═══ Data shown ═══

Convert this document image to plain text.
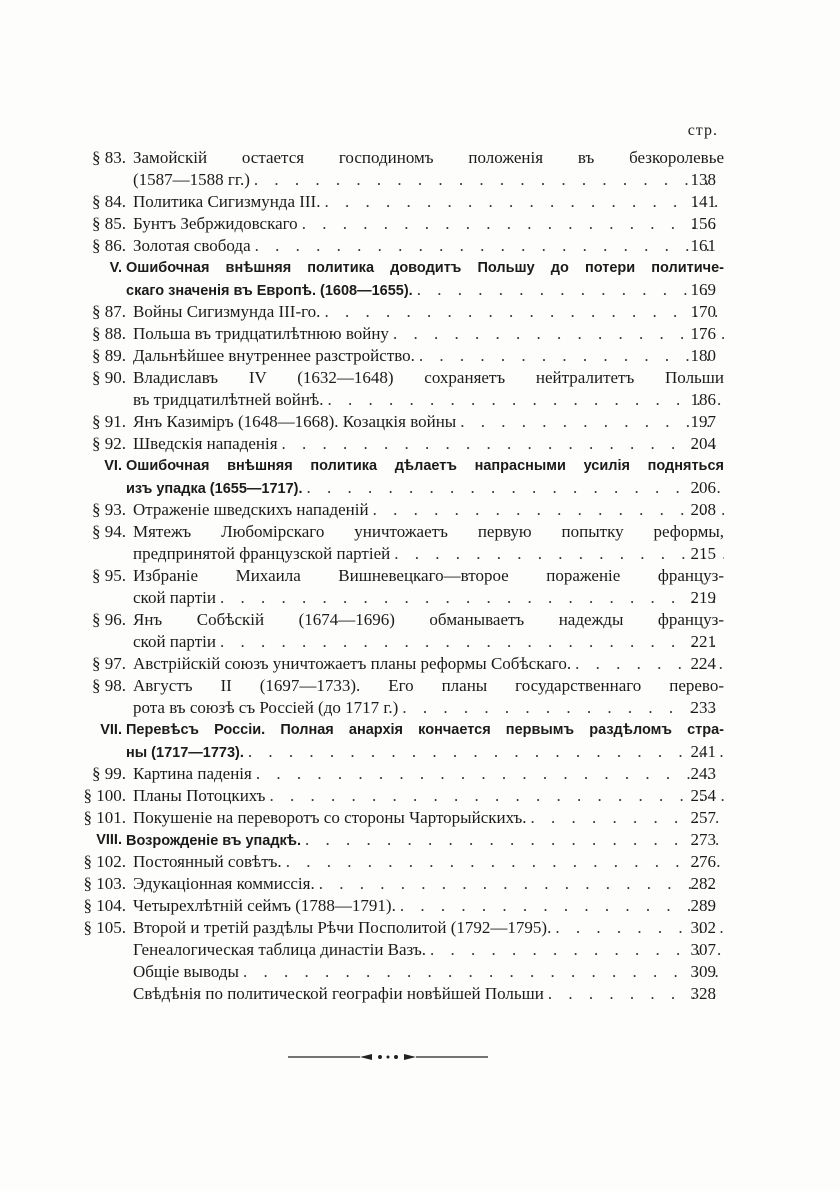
стр.
§ 83. Замойскій остается господиномъ положенія въ безкоролевье
(1587—1588 гг.) . . .	138
§ 84. Политика Сигизмунда III. . . .	141
§ 85. Бунтъ Зебржидовскаго . . .	156
§ 86. Золотая свобода . . .	161
V. Ошибочная внѣшняя политика доводитъ Польшу до потери политиче-
скаго значенія въ Европѣ. (1608—1655). . . .	169
§ 87. Войны Сигизмунда III-го. . . .	170
§ 88. Польша въ тридцатилѣтнюю войну . . .	176
§ 89. Дальнѣйшее внутреннее разстройство. . . .	180
§ 90. Владиславъ IV (1632—1648) сохраняетъ нейтралитетъ Польши
въ тридцатилѣтней войнѣ. . . .	186
§ 91. Янъ Казиміръ (1648—1668). Козацкія войны . . .	197
§ 92. Шведскія нападенія . . .	204
VI. Ошибочная внѣшняя политика дѣлаетъ напрасными усилія подняться
изъ упадка (1655—1717). . . .	206
§ 93. Отраженіе шведскихъ нападеній . . .	208
§ 94. Мятежъ Любомірскаго уничтожаетъ первую попытку реформы,
предпринятой французской партіей . . .	215
§ 95. Избраніе Михаила Вишневецкаго—второе пораженіе француз-
ской партіи . . .	219
§ 96. Янъ Собѣскій (1674—1696) обманываетъ надежды француз-
ской партіи . . .	221
§ 97. Австрійскій союзъ уничтожаетъ планы реформы Собѣскаго. . . .	224
§ 98. Августъ II (1697—1733). Его планы государственнаго перево-
рота въ союзѣ съ Россіей (до 1717 г.) . . .	233
VII. Перевѣсъ Россіи. Полная анархія кончается первымъ раздѣломъ стра-
ны (1717—1773). . . .	241
§ 99. Картина паденія . . .	243
§ 100. Планы Потоцкихъ . . .	254
§ 101. Покушеніе на переворотъ со стороны Чарторыйскихъ. . . .	257
VIII. Возрожденіе въ упадкѣ. . . .	273
§ 102. Постоянный совѣтъ. . . .	276
§ 103. Эдукаціонная коммиссія. . . .	282
§ 104. Четырехлѣтній сеймъ (1788—1791). . . .	289
§ 105. Второй и третій раздѣлы Рѣчи Посполитой (1792—1795). . . .	302
Генеалогическая таблица династіи Вазъ. . . .	307
Общіе выводы . . .	309
Свѣдѣнія по политической географіи новѣйшей Польши . . .	328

═══

The exercise
Where a line in the entries holds the word "Польши", copy that line.

Solution to this task
§ 90. Владиславъ IV (1632—1648) сохраняетъ нейтралитетъ Польши
Свѣдѣнія по политической географіи новѣйшей Польши . . .	328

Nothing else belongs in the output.